▶ **Task details**
Pick out the lines below with "papier" and list them.

▶ **Supplied material**
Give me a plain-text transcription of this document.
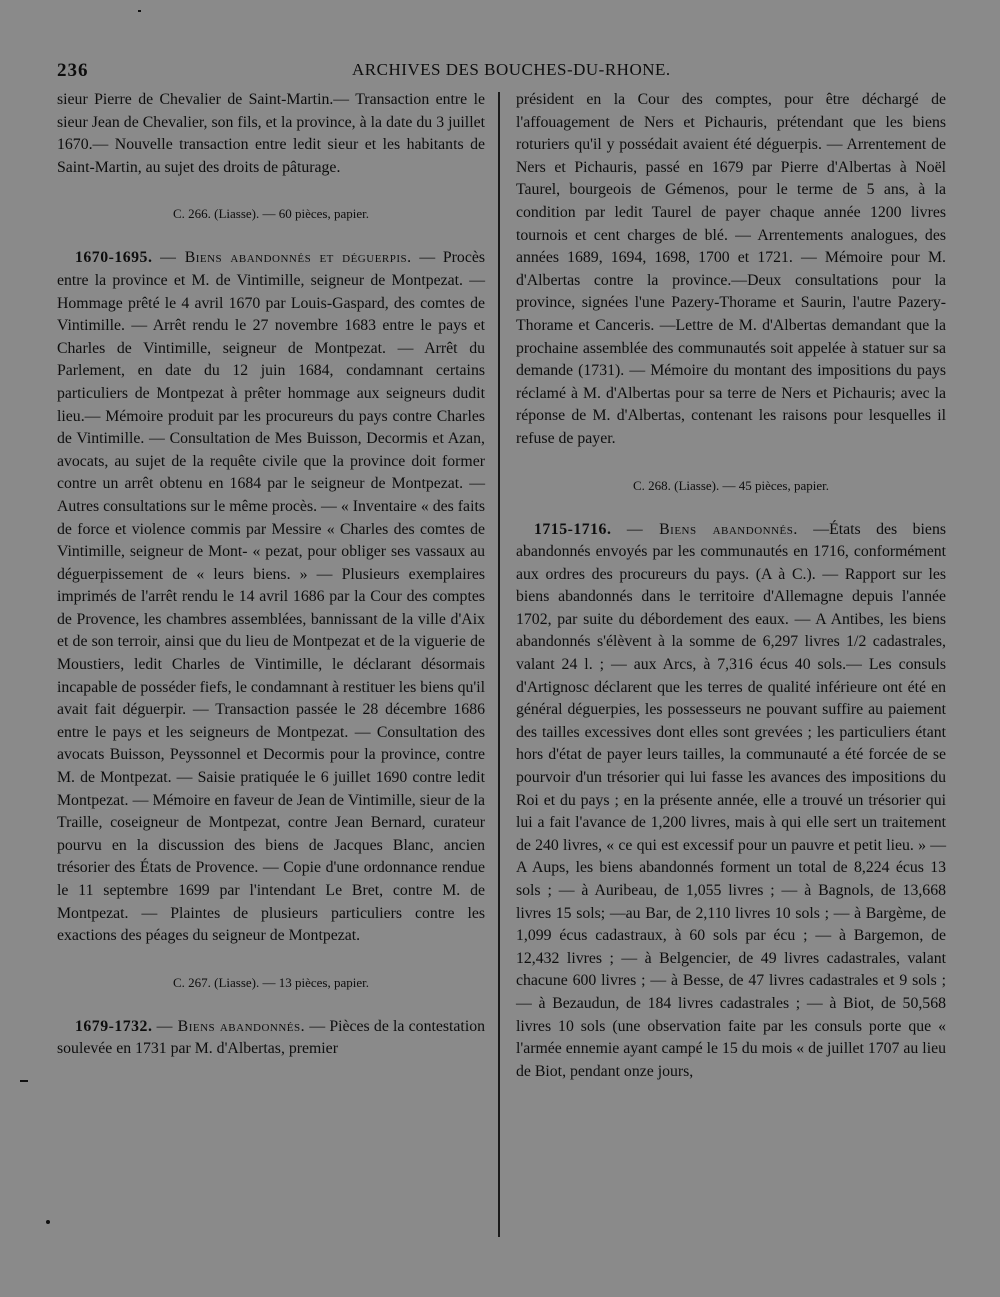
236	ARCHIVES DES BOUCHES-DU-RHONE.

sieur Pierre de Chevalier de Saint-Martin.— Transaction entre le sieur Jean de Chevalier, son fils, et la province, à la date du 3 juillet 1670.— Nouvelle transaction entre ledit sieur et les habitants de Saint-Martin, au sujet des droits de pâturage.

C. 266. (Liasse). — 60 pièces, papier.

1670-1695. — Biens abandonnés et déguerpis. — Procès entre la province et M. de Vintimille, seigneur de Montpezat. — Hommage prêté le 4 avril 1670 par Louis-Gaspard, des comtes de Vintimille. — Arrêt rendu le 27 novembre 1683 entre le pays et Charles de Vintimille, seigneur de Montpezat. — Arrêt du Parlement, en date du 12 juin 1684, condamnant certains particuliers de Montpezat à prêter hommage aux seigneurs dudit lieu.— Mémoire produit par les procureurs du pays contre Charles de Vintimille. — Consultation de Mes Buisson, Decormis et Azan, avocats, au sujet de la requête civile que la province doit former contre un arrêt obtenu en 1684 par le seigneur de Montpezat. — Autres consultations sur le même procès. — « Inventaire « des faits de force et violence commis par Messire « Charles des comtes de Vintimille, seigneur de Mont- « pezat, pour obliger ses vassaux au déguerpissement de « leurs biens. » — Plusieurs exemplaires imprimés de l'arrêt rendu le 14 avril 1686 par la Cour des comptes de Provence, les chambres assemblées, bannissant de la ville d'Aix et de son terroir, ainsi que du lieu de Montpezat et de la viguerie de Moustiers, ledit Charles de Vintimille, le déclarant désormais incapable de posséder fiefs, le condamnant à restituer les biens qu'il avait fait déguerpir. — Transaction passée le 28 décembre 1686 entre le pays et les seigneurs de Montpezat. — Consultation des avocats Buisson, Peyssonnel et Decormis pour la province, contre M. de Montpezat. — Saisie pratiquée le 6 juillet 1690 contre ledit Montpezat. — Mémoire en faveur de Jean de Vintimille, sieur de la Traille, coseigneur de Montpezat, contre Jean Bernard, curateur pourvu en la discussion des biens de Jacques Blanc, ancien trésorier des États de Provence. — Copie d'une ordonnance rendue le 11 septembre 1699 par l'intendant Le Bret, contre M. de Montpezat. — Plaintes de plusieurs particuliers contre les exactions des péages du seigneur de Montpezat.

C. 267. (Liasse). — 13 pièces, papier.

1679-1732. — Biens abandonnés. — Pièces de la contestation soulevée en 1731 par M. d'Albertas, premier

président en la Cour des comptes, pour être déchargé de l'affouagement de Ners et Pichauris, prétendant que les biens roturiers qu'il y possédait avaient été déguerpis. — Arrentement de Ners et Pichauris, passé en 1679 par Pierre d'Albertas à Noël Taurel, bourgeois de Gémenos, pour le terme de 5 ans, à la condition par ledit Taurel de payer chaque année 1200 livres tournois et cent charges de blé. — Arrentements analogues, des années 1689, 1694, 1698, 1700 et 1721. — Mémoire pour M. d'Albertas contre la province.—Deux consultations pour la province, signées l'une Pazery-Thorame et Saurin, l'autre Pazery-Thorame et Canceris. —Lettre de M. d'Albertas demandant que la prochaine assemblée des communautés soit appelée à statuer sur sa demande (1731). — Mémoire du montant des impositions du pays réclamé à M. d'Albertas pour sa terre de Ners et Pichauris; avec la réponse de M. d'Albertas, contenant les raisons pour lesquelles il refuse de payer.

C. 268. (Liasse). — 45 pièces, papier.

1715-1716. — Biens abandonnés. —États des biens abandonnés envoyés par les communautés en 1716, conformément aux ordres des procureurs du pays. (A à C.). — Rapport sur les biens abandonnés dans le territoire d'Allemagne depuis l'année 1702, par suite du débordement des eaux. — A Antibes, les biens abandonnés s'élèvent à la somme de 6,297 livres 1/2 cadastrales, valant 24 l. ; — aux Arcs, à 7,316 écus 40 sols.— Les consuls d'Artignosc déclarent que les terres de qualité inférieure ont été en général déguerpies, les possesseurs ne pouvant suffire au paiement des tailles excessives dont elles sont grevées ; les particuliers étant hors d'état de payer leurs tailles, la communauté a été forcée de se pourvoir d'un trésorier qui lui fasse les avances des impositions du Roi et du pays ; en la présente année, elle a trouvé un trésorier qui lui a fait l'avance de 1,200 livres, mais à qui elle sert un traitement de 240 livres, « ce qui est excessif pour un pauvre et petit lieu. » — A Aups, les biens abandonnés forment un total de 8,224 écus 13 sols ; — à Auribeau, de 1,055 livres ; — à Bagnols, de 13,668 livres 15 sols; —au Bar, de 2,110 livres 10 sols ; — à Bargème, de 1,099 écus cadastraux, à 60 sols par écu ; — à Bargemon, de 12,432 livres ; — à Belgencier, de 49 livres cadastrales, valant chacune 600 livres ; — à Besse, de 47 livres cadastrales et 9 sols ; — à Bezaudun, de 184 livres cadastrales ; — à Biot, de 50,568 livres 10 sols (une observation faite par les consuls porte que « l'armée ennemie ayant campé le 15 du mois « de juillet 1707 au lieu de Biot, pendant onze jours,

▶ **Exercise solution**
C. 266. (Liasse). — 60 pièces, papier.
C. 267. (Liasse). — 13 pièces, papier.
C. 268. (Liasse). — 45 pièces, papier.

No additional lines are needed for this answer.